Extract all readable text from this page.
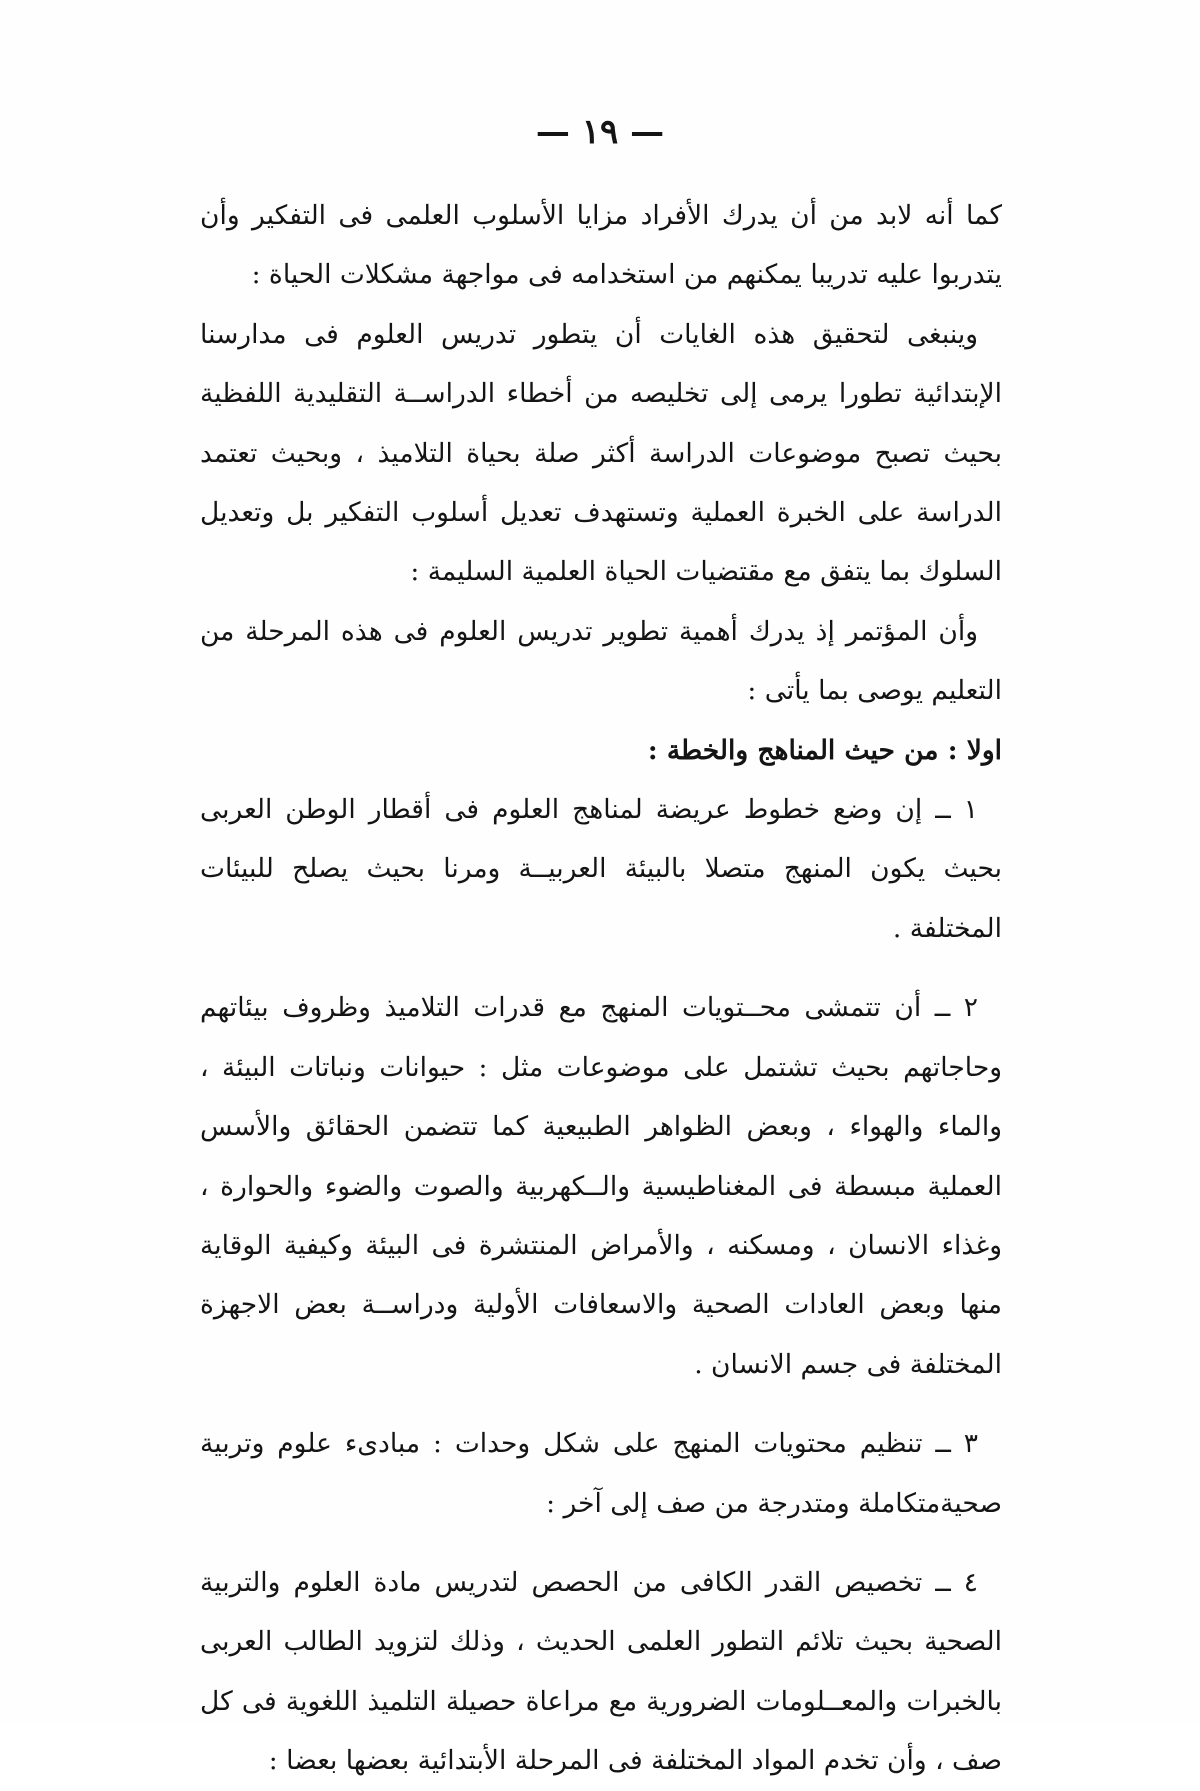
— ١٩ —

كما أنه لابد من أن يدرك الأفراد مزايا الأسلوب العلمى فى التفكير وأن يتدربوا عليه تدريبا يمكنهم من استخدامه فى مواجهة مشكلات الحياة :

وينبغى لتحقيق هذه الغايات أن يتطور تدريس العلوم فى مدارسنا الإبتدائية تطورا يرمى إلى تخليصه من أخطاء الدراســة التقليدية اللفظية بحيث تصبح موضوعات الدراسة أكثر صلة بحياة التلاميذ ، وبحيث تعتمد الدراسة على الخبرة العملية وتستهدف تعديل أسلوب التفكير بل وتعديل السلوك بما يتفق مع مقتضيات الحياة العلمية السليمة :

وأن المؤتمر إذ يدرك أهمية تطوير تدريس العلوم فى هذه المرحلة من التعليم يوصى بما يأتى :

اولا : من حيث المناهج والخطة :

١ ــ إن وضع خطوط عريضة لمناهج العلوم فى أقطار الوطن العربى بحيث يكون المنهج متصلا بالبيئة العربيــة ومرنا بحيث يصلح للبيئات المختلفة .

٢ ــ أن تتمشى محــتويات المنهج مع قدرات التلاميذ وظروف بيئاتهم وحاجاتهم بحيث تشتمل على موضوعات مثل : حيوانات ونباتات البيئة ، والماء والهواء ، وبعض الظواهر الطبيعية كما تتضمن الحقائق والأسس العملية مبسطة فى المغناطيسية والــكهربية والصوت والضوء والحوارة ، وغذاء الانسان ، ومسكنه ، والأمراض المنتشرة فى البيئة وكيفية الوقاية منها وبعض العادات الصحية والاسعافات الأولية ودراســة بعض الاجهزة المختلفة فى جسم الانسان .

٣ ــ تنظيم محتويات المنهج على شكل وحدات : مبادىء علوم وتربية صحيةمتكاملة ومتدرجة من صف إلى آخر :

٤ ــ تخصيص القدر الكافى من الحصص لتدريس مادة العلوم والتربية الصحية بحيث تلائم التطور العلمى الحديث ، وذلك لتزويد الطالب العربى بالخبرات والمعــلومات الضرورية مع مراعاة حصيلة التلميذ اللغوية فى كل صف ، وأن تخدم المواد المختلفة فى المرحلة الأبتدائية بعضها بعضا :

__REQUIREMENTS__
Return each line exactly as written. Any picture gets left out.

__RESULT BELOW__
Extract all readable text from this page.
— ١٩ —

كما أنه لابد من أن يدرك الأفراد مزايا الأسلوب العلمى فى التفكير وأن يتدربوا عليه تدريبا يمكنهم من استخدامه فى مواجهة مشكلات الحياة :

وينبغى لتحقيق هذه الغايات أن يتطور تدريس العلوم فى مدارسنا الإبتدائية تطورا يرمى إلى تخليصه من أخطاء الدراســة التقليدية اللفظية بحيث تصبح موضوعات الدراسة أكثر صلة بحياة التلاميذ ، وبحيث تعتمد الدراسة على الخبرة العملية وتستهدف تعديل أسلوب التفكير بل وتعديل السلوك بما يتفق مع مقتضيات الحياة العلمية السليمة :

وأن المؤتمر إذ يدرك أهمية تطوير تدريس العلوم فى هذه المرحلة من التعليم يوصى بما يأتى :

اولا : من حيث المناهج والخطة :

١ ــ إن وضع خطوط عريضة لمناهج العلوم فى أقطار الوطن العربى بحيث يكون المنهج متصلا بالبيئة العربيــة ومرنا بحيث يصلح للبيئات المختلفة .

٢ ــ أن تتمشى محــتويات المنهج مع قدرات التلاميذ وظروف بيئاتهم وحاجاتهم بحيث تشتمل على موضوعات مثل : حيوانات ونباتات البيئة ، والماء والهواء ، وبعض الظواهر الطبيعية كما تتضمن الحقائق والأسس العملية مبسطة فى المغناطيسية والــكهربية والصوت والضوء والحوارة ، وغذاء الانسان ، ومسكنه ، والأمراض المنتشرة فى البيئة وكيفية الوقاية منها وبعض العادات الصحية والاسعافات الأولية ودراســة بعض الاجهزة المختلفة فى جسم الانسان .

٣ ــ تنظيم محتويات المنهج على شكل وحدات : مبادىء علوم وتربية صحيةمتكاملة ومتدرجة من صف إلى آخر :

٤ ــ تخصيص القدر الكافى من الحصص لتدريس مادة العلوم والتربية الصحية بحيث تلائم التطور العلمى الحديث ، وذلك لتزويد الطالب العربى بالخبرات والمعــلومات الضرورية مع مراعاة حصيلة التلميذ اللغوية فى كل صف ، وأن تخدم المواد المختلفة فى المرحلة الأبتدائية بعضها بعضا :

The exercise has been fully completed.